[Brief]
Copy each line containing the word "Κατανάλωση" from the records that follow, please.

(Extracts from a graphics dataset)
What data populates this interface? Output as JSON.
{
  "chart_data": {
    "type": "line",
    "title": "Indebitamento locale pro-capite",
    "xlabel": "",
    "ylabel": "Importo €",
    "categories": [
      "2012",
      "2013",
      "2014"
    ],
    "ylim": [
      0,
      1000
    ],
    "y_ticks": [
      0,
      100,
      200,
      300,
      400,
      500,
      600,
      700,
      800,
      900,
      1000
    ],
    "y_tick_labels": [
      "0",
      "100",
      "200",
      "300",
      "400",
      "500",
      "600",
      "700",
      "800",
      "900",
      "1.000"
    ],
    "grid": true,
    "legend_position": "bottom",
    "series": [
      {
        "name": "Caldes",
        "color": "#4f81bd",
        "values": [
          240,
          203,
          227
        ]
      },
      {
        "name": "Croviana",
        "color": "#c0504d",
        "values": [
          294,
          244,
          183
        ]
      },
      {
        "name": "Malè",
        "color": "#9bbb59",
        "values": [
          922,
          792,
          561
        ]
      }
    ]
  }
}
...
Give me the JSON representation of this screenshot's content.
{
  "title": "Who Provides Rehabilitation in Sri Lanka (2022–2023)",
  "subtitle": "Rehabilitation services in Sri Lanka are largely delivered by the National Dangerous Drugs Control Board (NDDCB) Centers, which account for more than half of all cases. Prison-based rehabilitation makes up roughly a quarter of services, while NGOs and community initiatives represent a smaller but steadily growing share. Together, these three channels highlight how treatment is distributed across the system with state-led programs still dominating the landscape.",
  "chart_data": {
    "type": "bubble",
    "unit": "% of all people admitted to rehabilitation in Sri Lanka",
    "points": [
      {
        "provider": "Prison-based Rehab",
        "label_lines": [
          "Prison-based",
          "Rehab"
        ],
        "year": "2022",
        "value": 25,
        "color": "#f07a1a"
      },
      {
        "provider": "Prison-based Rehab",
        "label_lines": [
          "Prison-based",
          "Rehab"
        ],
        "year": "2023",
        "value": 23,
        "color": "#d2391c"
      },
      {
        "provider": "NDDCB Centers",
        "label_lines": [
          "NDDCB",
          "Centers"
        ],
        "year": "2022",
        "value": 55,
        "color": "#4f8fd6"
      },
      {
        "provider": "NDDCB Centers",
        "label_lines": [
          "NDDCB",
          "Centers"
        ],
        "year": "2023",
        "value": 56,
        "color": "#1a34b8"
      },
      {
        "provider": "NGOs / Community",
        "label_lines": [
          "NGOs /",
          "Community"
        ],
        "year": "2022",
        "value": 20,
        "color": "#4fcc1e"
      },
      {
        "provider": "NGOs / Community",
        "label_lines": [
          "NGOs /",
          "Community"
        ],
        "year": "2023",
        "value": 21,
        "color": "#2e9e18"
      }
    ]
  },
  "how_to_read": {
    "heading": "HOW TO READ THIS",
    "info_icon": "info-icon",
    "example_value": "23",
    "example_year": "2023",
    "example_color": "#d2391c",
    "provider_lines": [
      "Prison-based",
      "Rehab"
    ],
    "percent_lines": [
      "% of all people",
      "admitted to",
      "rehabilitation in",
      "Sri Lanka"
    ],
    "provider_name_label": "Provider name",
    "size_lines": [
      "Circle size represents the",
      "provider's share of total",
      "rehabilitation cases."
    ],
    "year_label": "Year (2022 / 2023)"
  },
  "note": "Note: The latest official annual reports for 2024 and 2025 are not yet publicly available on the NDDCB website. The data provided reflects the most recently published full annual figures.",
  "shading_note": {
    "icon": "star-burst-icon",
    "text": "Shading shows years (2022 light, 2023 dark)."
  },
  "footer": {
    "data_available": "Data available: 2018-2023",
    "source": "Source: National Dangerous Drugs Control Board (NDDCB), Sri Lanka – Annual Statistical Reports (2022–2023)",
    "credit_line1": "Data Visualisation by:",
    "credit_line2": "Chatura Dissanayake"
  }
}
---
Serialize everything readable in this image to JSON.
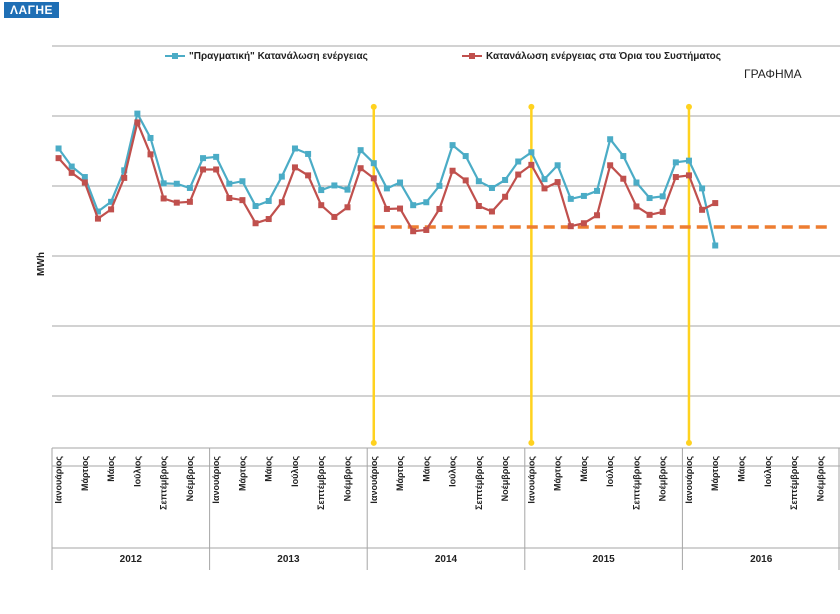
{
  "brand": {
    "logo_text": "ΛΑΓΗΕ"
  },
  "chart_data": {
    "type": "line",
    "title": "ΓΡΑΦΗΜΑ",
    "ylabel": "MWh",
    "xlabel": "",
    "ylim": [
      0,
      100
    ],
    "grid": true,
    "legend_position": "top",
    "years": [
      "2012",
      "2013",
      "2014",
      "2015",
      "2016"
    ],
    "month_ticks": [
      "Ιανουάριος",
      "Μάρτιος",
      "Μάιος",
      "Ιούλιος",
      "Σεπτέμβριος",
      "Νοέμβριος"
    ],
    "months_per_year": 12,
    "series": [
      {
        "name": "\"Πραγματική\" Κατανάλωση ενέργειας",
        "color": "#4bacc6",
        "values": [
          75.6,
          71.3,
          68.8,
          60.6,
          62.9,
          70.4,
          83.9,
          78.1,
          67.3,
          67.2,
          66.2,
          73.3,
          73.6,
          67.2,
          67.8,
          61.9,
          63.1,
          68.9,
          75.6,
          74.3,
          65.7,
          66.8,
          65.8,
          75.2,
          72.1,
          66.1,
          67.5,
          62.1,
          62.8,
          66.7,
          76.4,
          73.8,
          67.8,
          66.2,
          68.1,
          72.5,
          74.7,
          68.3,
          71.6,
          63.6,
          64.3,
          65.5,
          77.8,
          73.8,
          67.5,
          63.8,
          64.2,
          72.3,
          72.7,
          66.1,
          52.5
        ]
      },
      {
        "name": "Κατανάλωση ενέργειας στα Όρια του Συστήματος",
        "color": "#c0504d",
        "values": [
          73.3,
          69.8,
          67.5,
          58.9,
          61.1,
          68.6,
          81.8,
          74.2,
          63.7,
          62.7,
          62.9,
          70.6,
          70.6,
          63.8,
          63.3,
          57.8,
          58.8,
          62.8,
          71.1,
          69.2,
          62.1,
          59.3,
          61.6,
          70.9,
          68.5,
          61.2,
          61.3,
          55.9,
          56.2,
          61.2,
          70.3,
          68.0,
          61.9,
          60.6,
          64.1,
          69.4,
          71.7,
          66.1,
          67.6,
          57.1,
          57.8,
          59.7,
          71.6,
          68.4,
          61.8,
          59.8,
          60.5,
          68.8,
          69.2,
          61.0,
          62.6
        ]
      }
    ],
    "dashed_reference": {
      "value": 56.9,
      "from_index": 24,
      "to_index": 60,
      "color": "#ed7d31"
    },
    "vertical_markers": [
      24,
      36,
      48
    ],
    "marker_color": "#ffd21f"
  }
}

[Finished exercise]
        "name": "\"Πραγματική\" Κατανάλωση ενέργειας",
        "name": "Κατανάλωση ενέργειας στα Όρια του Συστήματος",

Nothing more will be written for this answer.